'''
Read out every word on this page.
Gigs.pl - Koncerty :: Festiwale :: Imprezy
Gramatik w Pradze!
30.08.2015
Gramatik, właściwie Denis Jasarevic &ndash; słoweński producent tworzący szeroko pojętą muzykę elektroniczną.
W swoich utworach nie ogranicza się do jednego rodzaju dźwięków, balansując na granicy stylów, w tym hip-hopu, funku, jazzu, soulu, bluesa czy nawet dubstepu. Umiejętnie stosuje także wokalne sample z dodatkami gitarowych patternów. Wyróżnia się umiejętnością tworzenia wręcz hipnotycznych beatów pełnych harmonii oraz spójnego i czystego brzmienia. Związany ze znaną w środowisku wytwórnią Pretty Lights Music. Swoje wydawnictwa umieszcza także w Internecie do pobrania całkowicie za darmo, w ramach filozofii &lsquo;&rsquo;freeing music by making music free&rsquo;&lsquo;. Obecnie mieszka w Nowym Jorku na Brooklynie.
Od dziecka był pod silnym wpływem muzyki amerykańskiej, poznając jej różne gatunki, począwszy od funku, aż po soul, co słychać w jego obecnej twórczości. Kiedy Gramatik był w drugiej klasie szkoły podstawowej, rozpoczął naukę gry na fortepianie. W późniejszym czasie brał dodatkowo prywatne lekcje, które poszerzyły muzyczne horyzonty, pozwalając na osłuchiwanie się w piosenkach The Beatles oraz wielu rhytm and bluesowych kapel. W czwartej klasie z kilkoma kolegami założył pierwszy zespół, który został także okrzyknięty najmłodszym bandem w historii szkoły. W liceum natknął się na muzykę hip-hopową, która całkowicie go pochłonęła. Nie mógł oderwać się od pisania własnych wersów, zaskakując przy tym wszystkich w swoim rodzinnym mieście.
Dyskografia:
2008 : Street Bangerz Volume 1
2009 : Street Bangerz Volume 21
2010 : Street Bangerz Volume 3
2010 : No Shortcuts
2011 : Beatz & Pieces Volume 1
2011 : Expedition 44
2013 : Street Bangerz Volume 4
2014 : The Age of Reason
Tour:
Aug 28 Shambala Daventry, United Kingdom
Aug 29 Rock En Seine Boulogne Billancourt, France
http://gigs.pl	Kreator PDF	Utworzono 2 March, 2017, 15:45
'''
_Directions for this task_
Tally up the lines holding the word "Bangerz" in the data above, and answer with that figure only.

_Solved problem_
4